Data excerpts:
------------------------------------------------

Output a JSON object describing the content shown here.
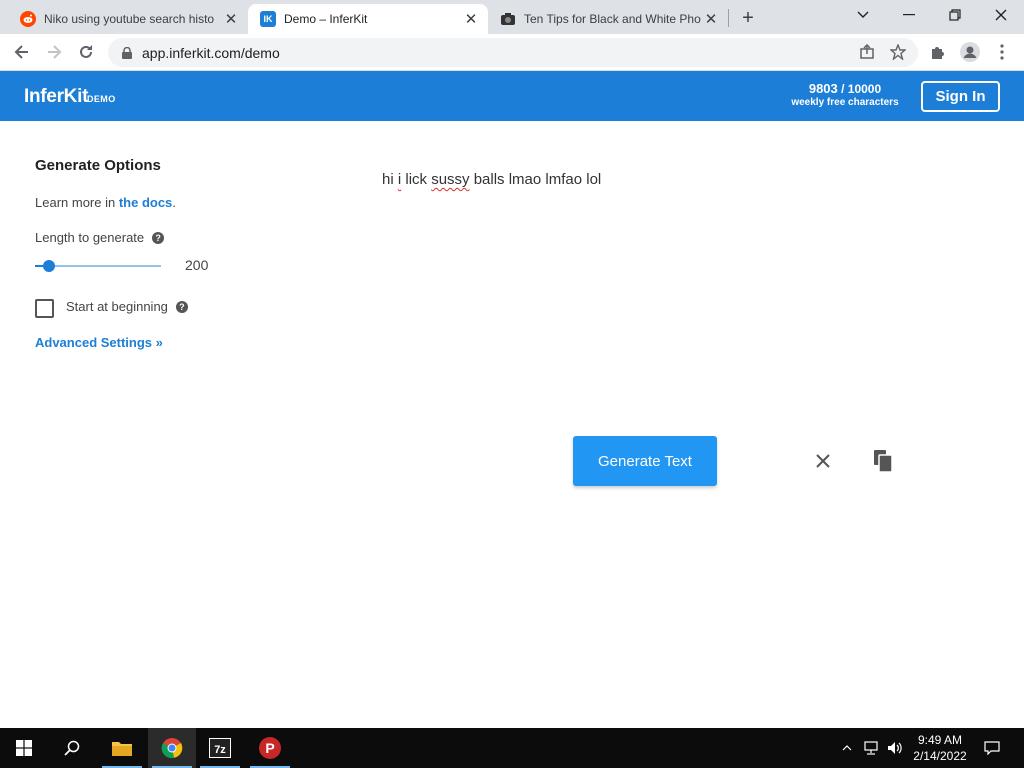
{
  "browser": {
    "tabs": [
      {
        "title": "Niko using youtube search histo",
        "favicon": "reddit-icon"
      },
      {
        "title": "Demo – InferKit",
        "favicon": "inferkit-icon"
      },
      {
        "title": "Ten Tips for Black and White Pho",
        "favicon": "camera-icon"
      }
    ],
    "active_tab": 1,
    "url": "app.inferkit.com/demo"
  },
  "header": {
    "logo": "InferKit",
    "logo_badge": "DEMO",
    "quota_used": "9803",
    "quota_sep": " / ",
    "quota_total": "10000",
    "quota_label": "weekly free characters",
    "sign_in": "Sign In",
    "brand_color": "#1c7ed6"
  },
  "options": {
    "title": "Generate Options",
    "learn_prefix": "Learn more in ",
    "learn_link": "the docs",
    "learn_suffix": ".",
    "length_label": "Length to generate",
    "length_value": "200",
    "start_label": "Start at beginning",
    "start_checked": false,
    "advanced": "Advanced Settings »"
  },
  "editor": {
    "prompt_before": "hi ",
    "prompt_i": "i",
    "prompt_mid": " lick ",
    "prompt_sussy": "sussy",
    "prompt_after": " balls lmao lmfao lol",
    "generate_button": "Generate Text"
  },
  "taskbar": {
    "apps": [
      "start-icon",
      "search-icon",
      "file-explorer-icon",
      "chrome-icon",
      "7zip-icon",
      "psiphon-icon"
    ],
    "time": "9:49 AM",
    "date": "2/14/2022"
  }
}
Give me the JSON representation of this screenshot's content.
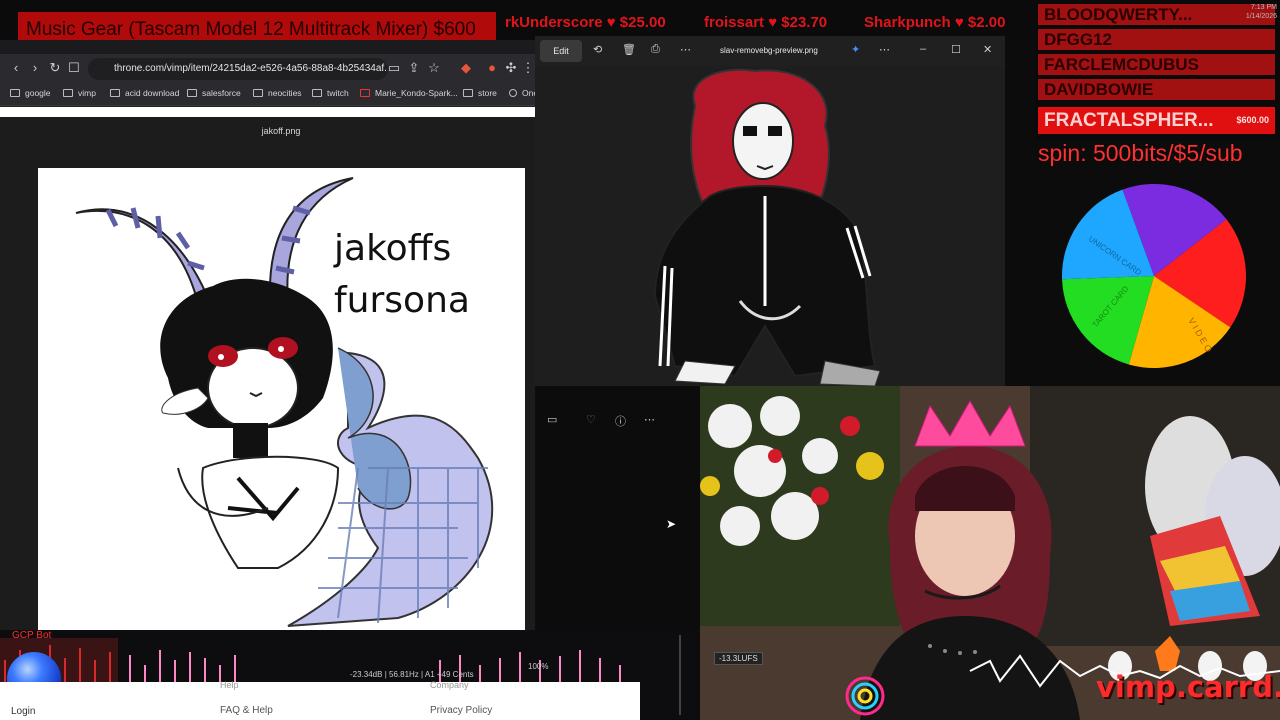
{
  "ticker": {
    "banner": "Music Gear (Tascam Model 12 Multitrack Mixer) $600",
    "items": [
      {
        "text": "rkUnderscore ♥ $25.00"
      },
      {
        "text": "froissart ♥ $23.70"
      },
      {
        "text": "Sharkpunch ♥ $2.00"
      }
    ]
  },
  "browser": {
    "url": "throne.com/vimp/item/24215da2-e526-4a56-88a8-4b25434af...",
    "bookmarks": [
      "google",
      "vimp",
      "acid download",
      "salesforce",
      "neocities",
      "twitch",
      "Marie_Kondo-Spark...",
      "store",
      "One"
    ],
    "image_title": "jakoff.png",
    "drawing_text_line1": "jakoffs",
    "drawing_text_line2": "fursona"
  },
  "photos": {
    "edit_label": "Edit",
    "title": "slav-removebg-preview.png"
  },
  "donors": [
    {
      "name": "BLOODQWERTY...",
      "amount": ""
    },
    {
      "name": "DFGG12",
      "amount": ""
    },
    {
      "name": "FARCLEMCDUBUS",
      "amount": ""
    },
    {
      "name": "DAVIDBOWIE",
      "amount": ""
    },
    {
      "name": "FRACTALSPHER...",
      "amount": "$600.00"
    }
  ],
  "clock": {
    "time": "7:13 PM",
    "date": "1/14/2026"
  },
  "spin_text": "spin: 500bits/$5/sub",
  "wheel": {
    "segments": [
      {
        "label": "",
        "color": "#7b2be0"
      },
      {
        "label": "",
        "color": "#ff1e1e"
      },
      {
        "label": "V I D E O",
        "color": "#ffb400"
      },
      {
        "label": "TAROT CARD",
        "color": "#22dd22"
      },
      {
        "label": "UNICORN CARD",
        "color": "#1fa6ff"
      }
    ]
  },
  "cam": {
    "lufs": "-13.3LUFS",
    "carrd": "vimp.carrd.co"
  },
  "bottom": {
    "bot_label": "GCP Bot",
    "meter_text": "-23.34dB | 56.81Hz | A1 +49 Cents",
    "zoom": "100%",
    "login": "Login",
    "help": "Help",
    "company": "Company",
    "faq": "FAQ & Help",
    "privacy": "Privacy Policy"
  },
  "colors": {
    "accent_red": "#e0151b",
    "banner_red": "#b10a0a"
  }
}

------------------------------------------------

> **PROBLEM TO WORK ON**: Pictures excluded, quote all the data above exactly.

> **EXERCISE SOLUTION**:
Output a JSON object describing the content shown here.
{
  "browser": {
    "tabs": [
      {
        "title": "Niko using youtube search histo",
        "favicon": "reddit-icon"
      },
      {
        "title": "Demo – InferKit",
        "favicon": "inferkit-icon"
      },
      {
        "title": "Ten Tips for Black and White Pho",
        "favicon": "camera-icon"
      }
    ],
    "active_tab": 1,
    "url": "app.inferkit.com/demo"
  },
  "header": {
    "logo": "InferKit",
    "logo_badge": "DEMO",
    "quota_used": "9803",
    "quota_sep": " / ",
    "quota_total": "10000",
    "quota_label": "weekly free characters",
    "sign_in": "Sign In",
    "brand_color": "#1c7ed6"
  },
  "options": {
    "title": "Generate Options",
    "learn_prefix": "Learn more in ",
    "learn_link": "the docs",
    "learn_suffix": ".",
    "length_label": "Length to generate",
    "length_value": "200",
    "start_label": "Start at beginning",
    "start_checked": false,
    "advanced": "Advanced Settings »"
  },
  "editor": {
    "prompt_before": "hi ",
    "prompt_i": "i",
    "prompt_mid": " lick ",
    "prompt_sussy": "sussy",
    "prompt_after": " balls lmao lmfao lol",
    "generate_button": "Generate Text"
  },
  "taskbar": {
    "apps": [
      "start-icon",
      "search-icon",
      "file-explorer-icon",
      "chrome-icon",
      "7zip-icon",
      "psiphon-icon"
    ],
    "time": "9:49 AM",
    "date": "2/14/2022"
  }
}
Give me the JSON representation of this screenshot's content.
{
  "ticker": {
    "banner": "Music Gear (Tascam Model 12 Multitrack Mixer) $600",
    "items": [
      {
        "text": "rkUnderscore ♥ $25.00"
      },
      {
        "text": "froissart ♥ $23.70"
      },
      {
        "text": "Sharkpunch ♥ $2.00"
      }
    ]
  },
  "browser": {
    "url": "throne.com/vimp/item/24215da2-e526-4a56-88a8-4b25434af...",
    "bookmarks": [
      "google",
      "vimp",
      "acid download",
      "salesforce",
      "neocities",
      "twitch",
      "Marie_Kondo-Spark...",
      "store",
      "One"
    ],
    "image_title": "jakoff.png",
    "drawing_text_line1": "jakoffs",
    "drawing_text_line2": "fursona"
  },
  "photos": {
    "edit_label": "Edit",
    "title": "slav-removebg-preview.png"
  },
  "donors": [
    {
      "name": "BLOODQWERTY...",
      "amount": ""
    },
    {
      "name": "DFGG12",
      "amount": ""
    },
    {
      "name": "FARCLEMCDUBUS",
      "amount": ""
    },
    {
      "name": "DAVIDBOWIE",
      "amount": ""
    },
    {
      "name": "FRACTALSPHER...",
      "amount": "$600.00"
    }
  ],
  "clock": {
    "time": "7:13 PM",
    "date": "1/14/2026"
  },
  "spin_text": "spin: 500bits/$5/sub",
  "wheel": {
    "segments": [
      {
        "label": "",
        "color": "#7b2be0"
      },
      {
        "label": "",
        "color": "#ff1e1e"
      },
      {
        "label": "V I D E O",
        "color": "#ffb400"
      },
      {
        "label": "TAROT CARD",
        "color": "#22dd22"
      },
      {
        "label": "UNICORN CARD",
        "color": "#1fa6ff"
      }
    ]
  },
  "cam": {
    "lufs": "-13.3LUFS",
    "carrd": "vimp.carrd.co"
  },
  "bottom": {
    "bot_label": "GCP Bot",
    "meter_text": "-23.34dB | 56.81Hz | A1 +49 Cents",
    "zoom": "100%",
    "login": "Login",
    "help": "Help",
    "company": "Company",
    "faq": "FAQ & Help",
    "privacy": "Privacy Policy"
  },
  "colors": {
    "accent_red": "#e0151b",
    "banner_red": "#b10a0a"
  }
}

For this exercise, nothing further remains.